**Written problem**
Reproduce the material below verbatim, from its first line through the line containing "legend-box xyxy=(86,64,225,198)", including both of those lines.
## BEGIN
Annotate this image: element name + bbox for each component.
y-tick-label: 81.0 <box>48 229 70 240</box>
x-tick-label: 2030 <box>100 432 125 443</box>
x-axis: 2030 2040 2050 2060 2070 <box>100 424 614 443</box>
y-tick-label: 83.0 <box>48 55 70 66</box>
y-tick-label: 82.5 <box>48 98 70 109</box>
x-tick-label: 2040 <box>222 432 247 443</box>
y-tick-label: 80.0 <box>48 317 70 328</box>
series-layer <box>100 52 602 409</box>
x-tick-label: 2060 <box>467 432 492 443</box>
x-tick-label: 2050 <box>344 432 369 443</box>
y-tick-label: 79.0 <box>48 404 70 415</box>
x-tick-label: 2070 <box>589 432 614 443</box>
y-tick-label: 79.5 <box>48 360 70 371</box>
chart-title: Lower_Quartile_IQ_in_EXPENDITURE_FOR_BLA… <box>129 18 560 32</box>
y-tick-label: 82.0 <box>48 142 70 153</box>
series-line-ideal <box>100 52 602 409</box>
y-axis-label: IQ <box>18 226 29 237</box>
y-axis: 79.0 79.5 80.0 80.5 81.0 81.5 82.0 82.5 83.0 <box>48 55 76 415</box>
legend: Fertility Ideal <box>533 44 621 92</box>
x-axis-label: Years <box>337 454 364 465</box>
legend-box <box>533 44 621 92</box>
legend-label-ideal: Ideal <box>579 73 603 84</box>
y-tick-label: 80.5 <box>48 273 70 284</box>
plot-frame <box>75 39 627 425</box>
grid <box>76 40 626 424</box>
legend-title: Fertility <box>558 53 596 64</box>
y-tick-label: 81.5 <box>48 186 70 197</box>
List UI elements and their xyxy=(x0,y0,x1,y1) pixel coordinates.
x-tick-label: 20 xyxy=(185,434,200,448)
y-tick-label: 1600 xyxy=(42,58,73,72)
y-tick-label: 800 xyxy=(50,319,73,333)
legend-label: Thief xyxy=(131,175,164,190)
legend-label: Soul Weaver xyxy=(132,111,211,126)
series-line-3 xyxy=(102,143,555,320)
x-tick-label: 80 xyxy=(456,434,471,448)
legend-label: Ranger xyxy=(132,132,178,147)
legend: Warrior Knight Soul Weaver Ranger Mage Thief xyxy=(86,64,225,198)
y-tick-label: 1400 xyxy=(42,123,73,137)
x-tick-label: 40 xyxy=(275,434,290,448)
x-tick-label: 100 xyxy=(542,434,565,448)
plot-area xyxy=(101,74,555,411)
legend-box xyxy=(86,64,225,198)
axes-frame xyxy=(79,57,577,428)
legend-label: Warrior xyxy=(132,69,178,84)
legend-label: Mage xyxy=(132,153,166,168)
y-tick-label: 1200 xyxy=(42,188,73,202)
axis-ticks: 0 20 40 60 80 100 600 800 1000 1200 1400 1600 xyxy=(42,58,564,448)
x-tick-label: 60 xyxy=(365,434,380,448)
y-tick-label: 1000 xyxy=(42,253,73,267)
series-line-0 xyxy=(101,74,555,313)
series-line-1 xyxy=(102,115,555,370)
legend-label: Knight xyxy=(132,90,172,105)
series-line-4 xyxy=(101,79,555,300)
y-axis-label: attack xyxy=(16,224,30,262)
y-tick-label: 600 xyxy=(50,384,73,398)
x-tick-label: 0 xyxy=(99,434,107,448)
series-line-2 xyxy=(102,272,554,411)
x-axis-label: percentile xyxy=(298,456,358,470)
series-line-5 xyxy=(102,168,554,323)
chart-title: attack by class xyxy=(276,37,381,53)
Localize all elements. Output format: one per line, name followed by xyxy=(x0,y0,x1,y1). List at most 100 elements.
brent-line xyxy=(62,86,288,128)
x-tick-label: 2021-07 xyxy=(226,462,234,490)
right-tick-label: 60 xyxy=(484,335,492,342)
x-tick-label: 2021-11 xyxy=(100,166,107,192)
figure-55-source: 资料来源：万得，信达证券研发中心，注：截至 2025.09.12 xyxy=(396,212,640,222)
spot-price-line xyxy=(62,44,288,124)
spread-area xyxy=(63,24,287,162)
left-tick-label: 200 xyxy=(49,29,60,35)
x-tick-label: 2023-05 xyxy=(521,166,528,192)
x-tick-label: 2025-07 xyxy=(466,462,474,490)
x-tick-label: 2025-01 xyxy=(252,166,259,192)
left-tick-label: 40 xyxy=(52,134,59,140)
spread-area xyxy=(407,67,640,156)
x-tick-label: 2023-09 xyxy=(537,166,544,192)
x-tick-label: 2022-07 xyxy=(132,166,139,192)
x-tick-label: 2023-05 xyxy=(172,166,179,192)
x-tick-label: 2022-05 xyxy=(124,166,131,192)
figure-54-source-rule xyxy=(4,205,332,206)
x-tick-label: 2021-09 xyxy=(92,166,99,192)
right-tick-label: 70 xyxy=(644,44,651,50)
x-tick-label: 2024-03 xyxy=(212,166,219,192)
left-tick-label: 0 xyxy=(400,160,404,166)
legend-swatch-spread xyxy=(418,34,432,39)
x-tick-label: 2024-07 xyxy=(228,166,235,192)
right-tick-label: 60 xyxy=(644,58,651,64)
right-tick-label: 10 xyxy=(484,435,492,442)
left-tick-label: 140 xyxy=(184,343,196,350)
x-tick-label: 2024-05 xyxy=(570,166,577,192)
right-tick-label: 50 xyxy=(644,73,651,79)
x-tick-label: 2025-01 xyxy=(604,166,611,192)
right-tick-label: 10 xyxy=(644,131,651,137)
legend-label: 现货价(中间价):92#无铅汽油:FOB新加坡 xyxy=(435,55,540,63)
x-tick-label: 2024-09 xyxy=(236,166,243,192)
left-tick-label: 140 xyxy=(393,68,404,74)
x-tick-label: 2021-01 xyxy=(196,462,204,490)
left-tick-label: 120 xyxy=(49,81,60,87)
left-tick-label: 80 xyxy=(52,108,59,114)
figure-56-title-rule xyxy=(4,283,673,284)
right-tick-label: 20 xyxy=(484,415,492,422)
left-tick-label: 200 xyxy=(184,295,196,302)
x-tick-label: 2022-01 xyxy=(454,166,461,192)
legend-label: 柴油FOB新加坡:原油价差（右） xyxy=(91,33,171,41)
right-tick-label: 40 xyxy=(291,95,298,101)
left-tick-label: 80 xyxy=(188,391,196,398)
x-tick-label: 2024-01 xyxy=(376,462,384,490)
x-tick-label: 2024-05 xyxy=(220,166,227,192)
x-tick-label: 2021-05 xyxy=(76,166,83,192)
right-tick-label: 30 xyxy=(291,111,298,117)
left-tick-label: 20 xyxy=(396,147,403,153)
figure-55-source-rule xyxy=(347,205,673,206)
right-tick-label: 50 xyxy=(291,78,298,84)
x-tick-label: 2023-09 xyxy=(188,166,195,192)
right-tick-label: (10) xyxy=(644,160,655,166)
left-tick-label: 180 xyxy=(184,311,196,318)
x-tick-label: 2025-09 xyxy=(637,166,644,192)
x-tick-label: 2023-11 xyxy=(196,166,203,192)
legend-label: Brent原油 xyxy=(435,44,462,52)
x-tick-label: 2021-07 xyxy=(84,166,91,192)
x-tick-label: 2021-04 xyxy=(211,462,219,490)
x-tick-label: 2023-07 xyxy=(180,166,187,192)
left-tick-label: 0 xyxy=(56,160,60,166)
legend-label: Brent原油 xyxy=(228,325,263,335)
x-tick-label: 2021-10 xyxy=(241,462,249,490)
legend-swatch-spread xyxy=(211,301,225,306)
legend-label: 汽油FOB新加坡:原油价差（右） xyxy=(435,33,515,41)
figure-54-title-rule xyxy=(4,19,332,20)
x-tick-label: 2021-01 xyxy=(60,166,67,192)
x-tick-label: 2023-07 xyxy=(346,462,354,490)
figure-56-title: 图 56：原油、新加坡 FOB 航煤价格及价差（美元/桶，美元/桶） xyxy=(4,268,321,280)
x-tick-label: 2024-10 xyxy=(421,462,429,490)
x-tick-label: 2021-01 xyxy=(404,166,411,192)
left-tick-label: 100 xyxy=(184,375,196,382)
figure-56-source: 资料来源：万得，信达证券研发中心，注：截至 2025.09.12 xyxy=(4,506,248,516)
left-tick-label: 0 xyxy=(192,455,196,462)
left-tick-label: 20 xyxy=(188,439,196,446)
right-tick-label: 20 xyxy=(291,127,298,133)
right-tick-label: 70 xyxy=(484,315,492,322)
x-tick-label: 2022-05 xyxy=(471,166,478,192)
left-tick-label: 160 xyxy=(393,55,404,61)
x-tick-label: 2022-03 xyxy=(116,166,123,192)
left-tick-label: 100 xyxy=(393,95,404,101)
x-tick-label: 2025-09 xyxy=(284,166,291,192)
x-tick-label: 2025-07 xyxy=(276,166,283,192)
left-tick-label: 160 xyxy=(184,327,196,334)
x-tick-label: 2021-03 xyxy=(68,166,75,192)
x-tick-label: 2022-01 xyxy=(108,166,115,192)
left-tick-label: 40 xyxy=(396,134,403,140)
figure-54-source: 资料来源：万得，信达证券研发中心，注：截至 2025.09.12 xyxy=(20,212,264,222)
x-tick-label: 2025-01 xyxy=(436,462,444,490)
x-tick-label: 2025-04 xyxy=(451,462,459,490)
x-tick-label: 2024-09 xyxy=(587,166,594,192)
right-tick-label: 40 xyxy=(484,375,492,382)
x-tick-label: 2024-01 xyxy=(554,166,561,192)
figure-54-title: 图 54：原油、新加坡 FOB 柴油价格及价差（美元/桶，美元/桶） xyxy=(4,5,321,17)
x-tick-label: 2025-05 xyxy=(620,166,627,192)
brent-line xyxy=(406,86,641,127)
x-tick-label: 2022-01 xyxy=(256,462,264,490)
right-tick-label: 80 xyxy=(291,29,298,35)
## END
**Answer for this exercise**
Annotate this image: element name + bbox for each component.
y-tick-label: 81.0 <box>48 229 70 240</box>
x-tick-label: 2030 <box>100 432 125 443</box>
x-axis: 2030 2040 2050 2060 2070 <box>100 424 614 443</box>
y-tick-label: 83.0 <box>48 55 70 66</box>
y-tick-label: 82.5 <box>48 98 70 109</box>
x-tick-label: 2040 <box>222 432 247 443</box>
y-tick-label: 80.0 <box>48 317 70 328</box>
series-layer <box>100 52 602 409</box>
x-tick-label: 2060 <box>467 432 492 443</box>
x-tick-label: 2050 <box>344 432 369 443</box>
y-tick-label: 79.0 <box>48 404 70 415</box>
x-tick-label: 2070 <box>589 432 614 443</box>
y-tick-label: 79.5 <box>48 360 70 371</box>
chart-title: Lower_Quartile_IQ_in_EXPENDITURE_FOR_BLA… <box>129 18 560 32</box>
y-tick-label: 82.0 <box>48 142 70 153</box>
series-line-ideal <box>100 52 602 409</box>
y-axis-label: IQ <box>18 226 29 237</box>
y-axis: 79.0 79.5 80.0 80.5 81.0 81.5 82.0 82.5 83.0 <box>48 55 76 415</box>
legend: Fertility Ideal <box>533 44 621 92</box>
x-axis-label: Years <box>337 454 364 465</box>
legend-box <box>533 44 621 92</box>
legend-label-ideal: Ideal <box>579 73 603 84</box>
y-tick-label: 80.5 <box>48 273 70 284</box>
plot-frame <box>75 39 627 425</box>
grid <box>76 40 626 424</box>
legend-title: Fertility <box>558 53 596 64</box>
y-tick-label: 81.5 <box>48 186 70 197</box>
List UI elements and their xyxy=(x0,y0,x1,y1) pixel coordinates.
x-tick-label: 20 xyxy=(185,434,200,448)
y-tick-label: 1600 xyxy=(42,58,73,72)
y-tick-label: 800 xyxy=(50,319,73,333)
legend-label: Thief xyxy=(131,175,164,190)
legend-label: Soul Weaver xyxy=(132,111,211,126)
series-line-3 xyxy=(102,143,555,320)
x-tick-label: 80 xyxy=(456,434,471,448)
legend-label: Ranger xyxy=(132,132,178,147)
legend: Warrior Knight Soul Weaver Ranger Mage Thief xyxy=(86,64,225,198)
y-tick-label: 1400 xyxy=(42,123,73,137)
x-tick-label: 40 xyxy=(275,434,290,448)
x-tick-label: 100 xyxy=(542,434,565,448)
plot-area xyxy=(101,74,555,411)
legend-box xyxy=(86,64,225,198)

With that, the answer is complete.